Task requirements: Copy out each line below exactly as it appears.

Data entries:
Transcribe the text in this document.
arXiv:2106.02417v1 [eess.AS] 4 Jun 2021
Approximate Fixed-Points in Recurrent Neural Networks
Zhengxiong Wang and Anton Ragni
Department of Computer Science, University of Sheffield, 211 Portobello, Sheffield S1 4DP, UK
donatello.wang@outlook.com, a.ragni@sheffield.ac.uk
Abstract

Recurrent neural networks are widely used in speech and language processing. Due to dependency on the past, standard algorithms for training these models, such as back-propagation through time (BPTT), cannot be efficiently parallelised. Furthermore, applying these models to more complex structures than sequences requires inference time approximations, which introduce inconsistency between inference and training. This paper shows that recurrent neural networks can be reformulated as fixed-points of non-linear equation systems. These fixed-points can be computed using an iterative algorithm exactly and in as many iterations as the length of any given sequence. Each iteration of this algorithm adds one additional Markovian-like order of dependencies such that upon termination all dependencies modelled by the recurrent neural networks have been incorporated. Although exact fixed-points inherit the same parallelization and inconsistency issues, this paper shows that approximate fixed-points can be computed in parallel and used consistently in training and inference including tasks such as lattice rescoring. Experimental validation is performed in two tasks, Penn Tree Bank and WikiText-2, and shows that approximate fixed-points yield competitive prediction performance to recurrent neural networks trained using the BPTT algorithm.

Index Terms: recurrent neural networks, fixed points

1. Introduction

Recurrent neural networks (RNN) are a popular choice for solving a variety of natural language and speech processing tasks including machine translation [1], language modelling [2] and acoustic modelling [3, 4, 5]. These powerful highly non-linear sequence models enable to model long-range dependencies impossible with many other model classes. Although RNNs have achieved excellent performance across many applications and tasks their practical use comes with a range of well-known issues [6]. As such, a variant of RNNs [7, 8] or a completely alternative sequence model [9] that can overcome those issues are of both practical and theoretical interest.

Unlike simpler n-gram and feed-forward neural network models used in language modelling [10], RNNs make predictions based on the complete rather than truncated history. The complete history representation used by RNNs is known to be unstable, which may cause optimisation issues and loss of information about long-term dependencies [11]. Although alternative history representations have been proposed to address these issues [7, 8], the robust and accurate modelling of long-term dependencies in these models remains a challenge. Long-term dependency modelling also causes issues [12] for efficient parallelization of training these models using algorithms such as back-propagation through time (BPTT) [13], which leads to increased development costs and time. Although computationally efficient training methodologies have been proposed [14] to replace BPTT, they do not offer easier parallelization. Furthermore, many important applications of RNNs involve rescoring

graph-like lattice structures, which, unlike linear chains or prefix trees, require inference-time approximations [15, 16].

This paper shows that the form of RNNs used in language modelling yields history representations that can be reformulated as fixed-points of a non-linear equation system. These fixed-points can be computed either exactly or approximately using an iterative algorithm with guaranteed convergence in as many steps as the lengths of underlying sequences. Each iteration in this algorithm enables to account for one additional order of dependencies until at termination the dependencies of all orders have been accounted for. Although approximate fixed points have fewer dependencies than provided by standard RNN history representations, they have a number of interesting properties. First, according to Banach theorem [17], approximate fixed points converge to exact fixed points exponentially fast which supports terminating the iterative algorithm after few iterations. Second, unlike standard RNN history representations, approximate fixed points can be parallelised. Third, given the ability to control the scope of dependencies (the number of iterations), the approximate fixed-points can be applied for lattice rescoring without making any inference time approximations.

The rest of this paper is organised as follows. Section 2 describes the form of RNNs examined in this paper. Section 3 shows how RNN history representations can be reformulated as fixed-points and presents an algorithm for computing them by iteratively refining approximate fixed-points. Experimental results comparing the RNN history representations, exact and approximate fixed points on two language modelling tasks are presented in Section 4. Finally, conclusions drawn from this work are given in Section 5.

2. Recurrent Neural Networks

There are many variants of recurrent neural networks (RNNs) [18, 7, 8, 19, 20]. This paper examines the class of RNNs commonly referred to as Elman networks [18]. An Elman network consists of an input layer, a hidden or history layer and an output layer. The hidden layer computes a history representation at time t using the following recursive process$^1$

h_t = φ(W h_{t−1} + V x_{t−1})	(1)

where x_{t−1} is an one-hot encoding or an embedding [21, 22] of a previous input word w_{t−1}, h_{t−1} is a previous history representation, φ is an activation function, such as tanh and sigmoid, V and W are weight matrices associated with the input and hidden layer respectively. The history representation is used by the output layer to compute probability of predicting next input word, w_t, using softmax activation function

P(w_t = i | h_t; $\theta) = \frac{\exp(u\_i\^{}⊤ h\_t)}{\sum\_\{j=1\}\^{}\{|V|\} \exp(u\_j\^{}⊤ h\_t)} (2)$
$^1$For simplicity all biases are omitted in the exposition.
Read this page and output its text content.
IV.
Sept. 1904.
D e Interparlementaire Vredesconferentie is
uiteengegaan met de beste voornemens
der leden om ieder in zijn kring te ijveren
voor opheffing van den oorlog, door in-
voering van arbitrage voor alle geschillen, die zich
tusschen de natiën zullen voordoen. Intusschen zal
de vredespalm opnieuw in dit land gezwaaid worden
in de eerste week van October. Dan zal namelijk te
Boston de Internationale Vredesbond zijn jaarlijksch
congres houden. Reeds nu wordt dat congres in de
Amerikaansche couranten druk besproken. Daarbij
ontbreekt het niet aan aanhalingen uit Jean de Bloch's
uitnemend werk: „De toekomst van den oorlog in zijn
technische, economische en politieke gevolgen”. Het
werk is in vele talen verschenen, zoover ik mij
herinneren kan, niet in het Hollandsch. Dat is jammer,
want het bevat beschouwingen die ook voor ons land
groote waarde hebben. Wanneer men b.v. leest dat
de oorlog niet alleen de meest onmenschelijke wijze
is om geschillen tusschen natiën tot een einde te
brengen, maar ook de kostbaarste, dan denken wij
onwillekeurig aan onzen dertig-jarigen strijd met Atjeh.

Expected answer:
Transcribe the text in this document.
arXiv:2106.02417v1 [eess.AS] 4 Jun 2021
Approximate Fixed-Points in Recurrent Neural Networks
Zhengxiong Wang and Anton Ragni
Department of Computer Science, University of Sheffield, 211 Portobello, Sheffield S1 4DP, UK
donatello.wang@outlook.com, a.ragni@sheffield.ac.uk
Abstract

Recurrent neural networks are widely used in speech and language processing. Due to dependency on the past, standard algorithms for training these models, such as back-propagation through time (BPTT), cannot be efficiently parallelised. Furthermore, applying these models to more complex structures than sequences requires inference time approximations, which introduce inconsistency between inference and training. This paper shows that recurrent neural networks can be reformulated as fixed-points of non-linear equation systems. These fixed-points can be computed using an iterative algorithm exactly and in as many iterations as the length of any given sequence. Each iteration of this algorithm adds one additional Markovian-like order of dependencies such that upon termination all dependencies modelled by the recurrent neural networks have been incorporated. Although exact fixed-points inherit the same parallelization and inconsistency issues, this paper shows that approximate fixed-points can be computed in parallel and used consistently in training and inference including tasks such as lattice rescoring. Experimental validation is performed in two tasks, Penn Tree Bank and WikiText-2, and shows that approximate fixed-points yield competitive prediction performance to recurrent neural networks trained using the BPTT algorithm.

Index Terms: recurrent neural networks, fixed points

1. Introduction

Recurrent neural networks (RNN) are a popular choice for solving a variety of natural language and speech processing tasks including machine translation [1], language modelling [2] and acoustic modelling [3, 4, 5]. These powerful highly non-linear sequence models enable to model long-range dependencies impossible with many other model classes. Although RNNs have achieved excellent performance across many applications and tasks their practical use comes with a range of well-known issues [6]. As such, a variant of RNNs [7, 8] or a completely alternative sequence model [9] that can overcome those issues are of both practical and theoretical interest.

Unlike simpler n-gram and feed-forward neural network models used in language modelling [10], RNNs make predictions based on the complete rather than truncated history. The complete history representation used by RNNs is known to be unstable, which may cause optimisation issues and loss of information about long-term dependencies [11]. Although alternative history representations have been proposed to address these issues [7, 8], the robust and accurate modelling of long-term dependencies in these models remains a challenge. Long-term dependency modelling also causes issues [12] for efficient parallelization of training these models using algorithms such as back-propagation through time (BPTT) [13], which leads to increased development costs and time. Although computationally efficient training methodologies have been proposed [14] to replace BPTT, they do not offer easier parallelization. Furthermore, many important applications of RNNs involve rescoring

graph-like lattice structures, which, unlike linear chains or prefix trees, require inference-time approximations [15, 16].

This paper shows that the form of RNNs used in language modelling yields history representations that can be reformulated as fixed-points of a non-linear equation system. These fixed-points can be computed either exactly or approximately using an iterative algorithm with guaranteed convergence in as many steps as the lengths of underlying sequences. Each iteration in this algorithm enables to account for one additional order of dependencies until at termination the dependencies of all orders have been accounted for. Although approximate fixed points have fewer dependencies than provided by standard RNN history representations, they have a number of interesting properties. First, according to Banach theorem [17], approximate fixed points converge to exact fixed points exponentially fast which supports terminating the iterative algorithm after few iterations. Second, unlike standard RNN history representations, approximate fixed points can be parallelised. Third, given the ability to control the scope of dependencies (the number of iterations), the approximate fixed-points can be applied for lattice rescoring without making any inference time approximations.

The rest of this paper is organised as follows. Section 2 describes the form of RNNs examined in this paper. Section 3 shows how RNN history representations can be reformulated as fixed-points and presents an algorithm for computing them by iteratively refining approximate fixed-points. Experimental results comparing the RNN history representations, exact and approximate fixed points on two language modelling tasks are presented in Section 4. Finally, conclusions drawn from this work are given in Section 5.

2. Recurrent Neural Networks

There are many variants of recurrent neural networks (RNNs) [18, 7, 8, 19, 20]. This paper examines the class of RNNs commonly referred to as Elman networks [18]. An Elman network consists of an input layer, a hidden or history layer and an output layer. The hidden layer computes a history representation at time t using the following recursive process$^1$

h_t = φ(W h_{t−1} + V x_{t−1})	(1)

where x_{t−1} is an one-hot encoding or an embedding [21, 22] of a previous input word w_{t−1}, h_{t−1} is a previous history representation, φ is an activation function, such as tanh and sigmoid, V and W are weight matrices associated with the input and hidden layer respectively. The history representation is used by the output layer to compute probability of predicting next input word, w_t, using softmax activation function

P(w_t = i | h_t; $\theta) = \frac{\exp(u\_i\^{}⊤ h\_t)}{\sum\_\{j=1\}\^{}\{|V|\} \exp(u\_j\^{}⊤ h\_t)} (2)$
$^1$For simplicity all biases are omitted in the exposition.
Read this page and output its text content.
IV.
Sept. 1904.
D e Interparlementaire Vredesconferentie is
uiteengegaan met de beste voornemens
der leden om ieder in zijn kring te ijveren
voor opheffing van den oorlog, door in-
voering van arbitrage voor alle geschillen, die zich
tusschen de natiën zullen voordoen. Intusschen zal
de vredespalm opnieuw in dit land gezwaaid worden
in de eerste week van October. Dan zal namelijk te
Boston de Internationale Vredesbond zijn jaarlijksch
congres houden. Reeds nu wordt dat congres in de
Amerikaansche couranten druk besproken. Daarbij
ontbreekt het niet aan aanhalingen uit Jean de Bloch's
uitnemend werk: „De toekomst van den oorlog in zijn
technische, economische en politieke gevolgen”. Het
werk is in vele talen verschenen, zoover ik mij
herinneren kan, niet in het Hollandsch. Dat is jammer,
want het bevat beschouwingen die ook voor ons land
groote waarde hebben. Wanneer men b.v. leest dat
de oorlog niet alleen de meest onmenschelijke wijze
is om geschillen tusschen natiën tot een einde te
brengen, maar ook de kostbaarste, dan denken wij
onwillekeurig aan onzen dertig-jarigen strijd met Atjeh.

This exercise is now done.